#### ENTRIES SHOWN ####

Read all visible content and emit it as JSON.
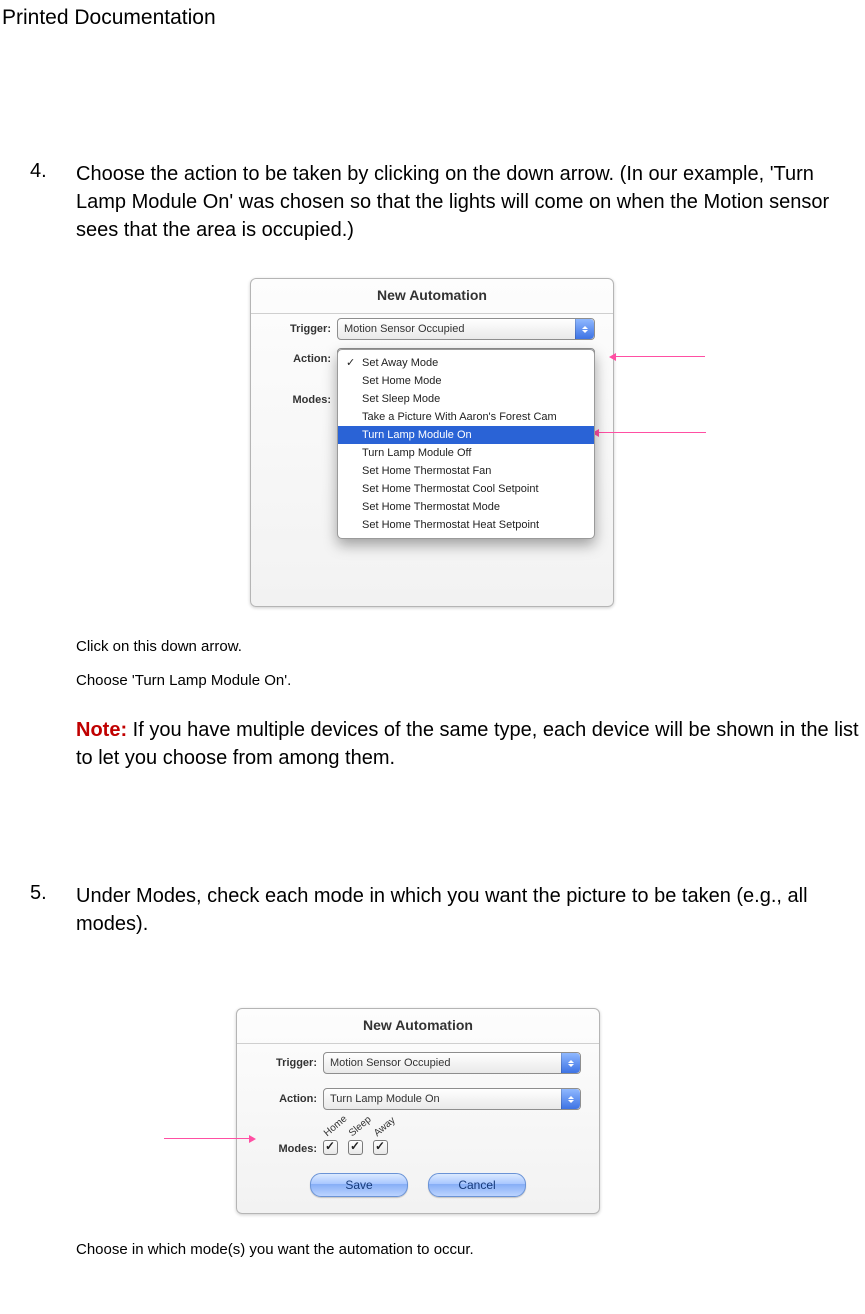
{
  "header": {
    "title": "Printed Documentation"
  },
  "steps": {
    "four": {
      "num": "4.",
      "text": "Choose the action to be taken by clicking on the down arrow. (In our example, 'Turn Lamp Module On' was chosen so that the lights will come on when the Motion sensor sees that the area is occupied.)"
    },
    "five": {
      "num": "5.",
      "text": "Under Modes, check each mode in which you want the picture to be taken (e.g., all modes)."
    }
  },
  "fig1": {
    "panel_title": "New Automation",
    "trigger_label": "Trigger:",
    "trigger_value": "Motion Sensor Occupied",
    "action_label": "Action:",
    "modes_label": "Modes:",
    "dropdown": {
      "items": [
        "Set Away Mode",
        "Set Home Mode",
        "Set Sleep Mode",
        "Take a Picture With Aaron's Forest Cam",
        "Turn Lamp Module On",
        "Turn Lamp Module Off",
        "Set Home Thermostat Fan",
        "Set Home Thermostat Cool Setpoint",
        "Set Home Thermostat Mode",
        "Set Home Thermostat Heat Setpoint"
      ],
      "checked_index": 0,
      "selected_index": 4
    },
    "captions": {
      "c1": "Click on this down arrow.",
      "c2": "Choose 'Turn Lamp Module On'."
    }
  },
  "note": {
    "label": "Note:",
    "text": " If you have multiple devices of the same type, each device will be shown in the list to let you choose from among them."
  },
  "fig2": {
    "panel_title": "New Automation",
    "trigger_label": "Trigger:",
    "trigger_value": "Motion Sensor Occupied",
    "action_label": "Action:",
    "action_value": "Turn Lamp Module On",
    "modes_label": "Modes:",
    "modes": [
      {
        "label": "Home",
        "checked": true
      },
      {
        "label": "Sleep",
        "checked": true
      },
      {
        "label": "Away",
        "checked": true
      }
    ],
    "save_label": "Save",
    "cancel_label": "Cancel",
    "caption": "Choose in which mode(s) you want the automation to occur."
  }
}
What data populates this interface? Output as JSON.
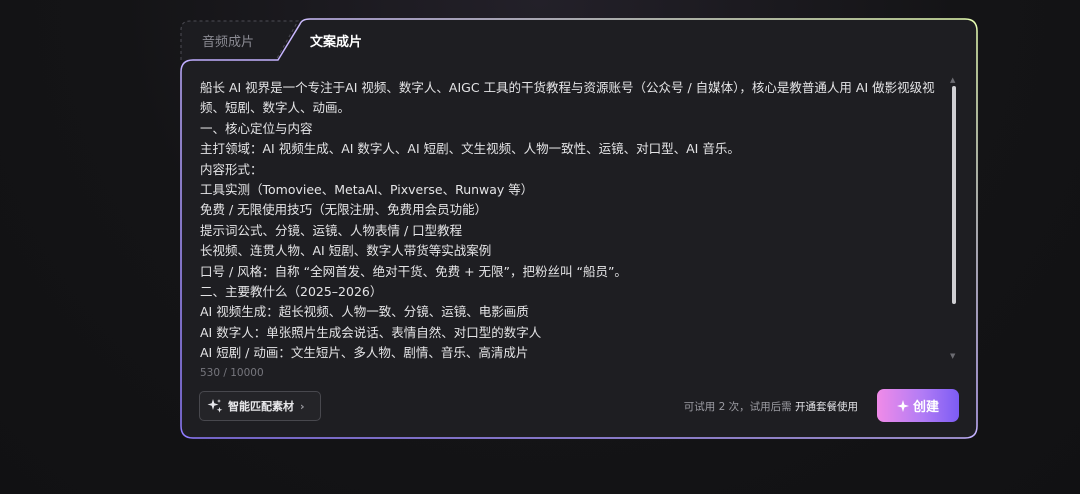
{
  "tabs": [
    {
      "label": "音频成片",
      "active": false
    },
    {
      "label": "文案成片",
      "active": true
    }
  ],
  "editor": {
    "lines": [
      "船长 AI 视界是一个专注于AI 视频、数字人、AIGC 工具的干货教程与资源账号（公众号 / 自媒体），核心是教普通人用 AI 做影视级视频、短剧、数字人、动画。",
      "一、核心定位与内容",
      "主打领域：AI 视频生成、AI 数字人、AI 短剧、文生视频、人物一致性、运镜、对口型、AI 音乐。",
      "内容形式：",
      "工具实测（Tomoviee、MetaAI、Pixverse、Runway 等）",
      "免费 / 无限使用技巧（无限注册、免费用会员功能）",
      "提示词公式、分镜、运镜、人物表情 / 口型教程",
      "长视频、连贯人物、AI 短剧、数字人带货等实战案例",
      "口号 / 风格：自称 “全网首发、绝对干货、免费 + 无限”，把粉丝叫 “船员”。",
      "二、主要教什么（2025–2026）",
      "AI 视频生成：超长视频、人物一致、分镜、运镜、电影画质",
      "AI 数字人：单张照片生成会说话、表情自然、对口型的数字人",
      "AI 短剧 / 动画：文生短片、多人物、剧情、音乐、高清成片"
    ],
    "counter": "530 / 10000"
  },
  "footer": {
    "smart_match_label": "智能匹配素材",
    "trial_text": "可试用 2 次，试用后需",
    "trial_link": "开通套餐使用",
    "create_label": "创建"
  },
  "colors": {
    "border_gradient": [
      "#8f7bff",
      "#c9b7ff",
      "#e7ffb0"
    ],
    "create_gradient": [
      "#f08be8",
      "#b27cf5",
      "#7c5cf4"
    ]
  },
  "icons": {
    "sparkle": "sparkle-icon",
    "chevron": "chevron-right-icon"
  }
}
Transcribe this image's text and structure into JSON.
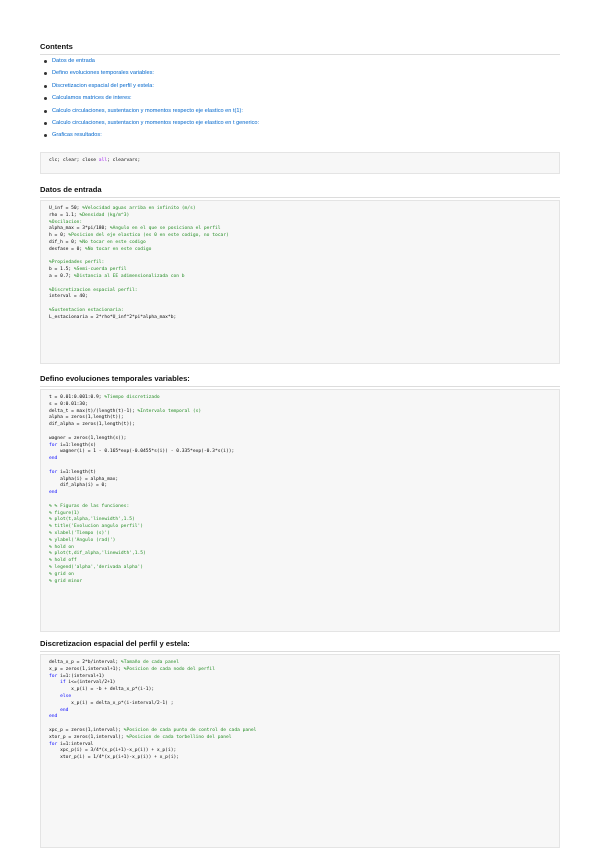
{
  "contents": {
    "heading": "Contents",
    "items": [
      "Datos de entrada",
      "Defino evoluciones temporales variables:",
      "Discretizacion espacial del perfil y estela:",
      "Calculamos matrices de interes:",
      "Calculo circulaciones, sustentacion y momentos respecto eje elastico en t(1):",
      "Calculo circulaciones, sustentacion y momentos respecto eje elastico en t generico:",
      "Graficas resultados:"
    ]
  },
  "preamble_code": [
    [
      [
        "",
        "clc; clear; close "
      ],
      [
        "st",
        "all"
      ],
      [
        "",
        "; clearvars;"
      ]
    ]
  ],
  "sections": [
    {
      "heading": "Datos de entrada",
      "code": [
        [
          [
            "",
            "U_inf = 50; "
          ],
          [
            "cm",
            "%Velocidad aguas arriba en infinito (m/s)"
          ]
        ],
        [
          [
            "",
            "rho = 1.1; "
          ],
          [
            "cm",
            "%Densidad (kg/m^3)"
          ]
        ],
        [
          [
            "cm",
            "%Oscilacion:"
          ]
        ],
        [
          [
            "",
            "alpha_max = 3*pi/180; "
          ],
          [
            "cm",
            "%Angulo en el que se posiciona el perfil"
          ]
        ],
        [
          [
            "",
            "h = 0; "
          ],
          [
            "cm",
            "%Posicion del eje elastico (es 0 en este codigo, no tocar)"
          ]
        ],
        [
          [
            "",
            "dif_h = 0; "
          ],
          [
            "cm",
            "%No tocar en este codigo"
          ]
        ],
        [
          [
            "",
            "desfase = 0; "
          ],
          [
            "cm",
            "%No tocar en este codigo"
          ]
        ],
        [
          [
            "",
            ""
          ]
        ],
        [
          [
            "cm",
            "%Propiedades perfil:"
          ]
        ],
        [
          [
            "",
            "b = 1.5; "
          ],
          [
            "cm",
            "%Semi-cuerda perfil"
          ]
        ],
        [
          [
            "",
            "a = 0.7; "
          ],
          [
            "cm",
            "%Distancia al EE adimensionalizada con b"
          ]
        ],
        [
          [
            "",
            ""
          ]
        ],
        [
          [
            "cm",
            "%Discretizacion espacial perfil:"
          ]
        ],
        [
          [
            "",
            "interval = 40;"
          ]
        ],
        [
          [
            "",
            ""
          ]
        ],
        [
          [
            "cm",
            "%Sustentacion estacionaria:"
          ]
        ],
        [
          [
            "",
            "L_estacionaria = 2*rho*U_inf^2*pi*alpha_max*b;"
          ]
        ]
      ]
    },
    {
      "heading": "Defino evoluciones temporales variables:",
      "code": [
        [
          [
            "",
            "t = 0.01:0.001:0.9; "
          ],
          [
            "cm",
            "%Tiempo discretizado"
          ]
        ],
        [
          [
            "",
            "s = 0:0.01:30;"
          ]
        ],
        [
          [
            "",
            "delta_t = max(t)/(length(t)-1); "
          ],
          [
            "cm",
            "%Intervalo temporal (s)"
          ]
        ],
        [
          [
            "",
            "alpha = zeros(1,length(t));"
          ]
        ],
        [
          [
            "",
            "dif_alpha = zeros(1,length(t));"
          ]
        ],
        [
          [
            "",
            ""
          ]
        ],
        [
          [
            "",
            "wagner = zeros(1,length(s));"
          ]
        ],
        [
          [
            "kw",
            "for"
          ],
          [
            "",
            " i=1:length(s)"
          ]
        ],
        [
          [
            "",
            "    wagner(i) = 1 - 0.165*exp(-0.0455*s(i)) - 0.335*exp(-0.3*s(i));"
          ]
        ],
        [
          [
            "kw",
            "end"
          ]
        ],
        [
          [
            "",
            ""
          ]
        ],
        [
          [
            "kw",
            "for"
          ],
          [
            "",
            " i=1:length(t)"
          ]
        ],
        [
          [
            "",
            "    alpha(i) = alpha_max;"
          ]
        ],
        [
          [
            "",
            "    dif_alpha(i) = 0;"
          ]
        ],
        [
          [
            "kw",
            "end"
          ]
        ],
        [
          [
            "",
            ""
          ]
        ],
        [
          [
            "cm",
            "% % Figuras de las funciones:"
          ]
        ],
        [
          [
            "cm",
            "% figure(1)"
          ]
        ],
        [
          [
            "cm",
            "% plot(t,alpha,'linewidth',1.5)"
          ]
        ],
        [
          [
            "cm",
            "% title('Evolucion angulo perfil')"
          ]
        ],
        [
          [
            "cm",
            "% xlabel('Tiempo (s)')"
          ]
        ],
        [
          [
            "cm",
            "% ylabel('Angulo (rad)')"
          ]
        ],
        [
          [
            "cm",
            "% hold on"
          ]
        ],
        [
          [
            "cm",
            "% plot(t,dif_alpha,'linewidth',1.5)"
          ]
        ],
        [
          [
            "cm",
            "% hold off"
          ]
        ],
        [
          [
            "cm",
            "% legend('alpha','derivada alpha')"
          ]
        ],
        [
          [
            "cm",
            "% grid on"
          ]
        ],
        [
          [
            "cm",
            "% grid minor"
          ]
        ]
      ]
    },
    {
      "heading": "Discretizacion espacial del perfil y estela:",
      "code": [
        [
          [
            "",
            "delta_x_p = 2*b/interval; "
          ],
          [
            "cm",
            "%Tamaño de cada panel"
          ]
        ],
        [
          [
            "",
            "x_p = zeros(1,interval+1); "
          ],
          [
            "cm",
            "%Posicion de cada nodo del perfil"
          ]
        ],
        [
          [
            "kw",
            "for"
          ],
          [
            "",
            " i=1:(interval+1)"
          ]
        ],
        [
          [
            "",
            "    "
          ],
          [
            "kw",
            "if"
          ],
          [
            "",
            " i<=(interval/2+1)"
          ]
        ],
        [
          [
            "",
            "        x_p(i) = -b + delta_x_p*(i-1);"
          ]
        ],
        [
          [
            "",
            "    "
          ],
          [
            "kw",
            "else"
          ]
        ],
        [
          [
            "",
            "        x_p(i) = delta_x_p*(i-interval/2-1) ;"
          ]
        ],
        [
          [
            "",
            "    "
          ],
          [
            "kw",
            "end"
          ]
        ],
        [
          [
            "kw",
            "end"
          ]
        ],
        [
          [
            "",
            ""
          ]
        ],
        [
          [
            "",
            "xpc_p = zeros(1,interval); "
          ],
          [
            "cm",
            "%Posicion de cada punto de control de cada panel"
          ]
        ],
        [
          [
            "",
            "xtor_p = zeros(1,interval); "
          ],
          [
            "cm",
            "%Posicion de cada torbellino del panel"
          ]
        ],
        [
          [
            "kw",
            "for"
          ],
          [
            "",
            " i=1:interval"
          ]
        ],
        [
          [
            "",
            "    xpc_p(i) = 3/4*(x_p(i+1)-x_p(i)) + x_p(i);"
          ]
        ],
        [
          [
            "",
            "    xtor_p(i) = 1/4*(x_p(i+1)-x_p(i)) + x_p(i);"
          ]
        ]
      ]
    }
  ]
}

####

WHAT YOU HAVE TO DO: Go through the preceding material and copy each line that has the word "evoluciones".

TASK SOLUTION:
      "Defino evoluciones temporales variables:",
      "heading": "Defino evoluciones temporales variables:",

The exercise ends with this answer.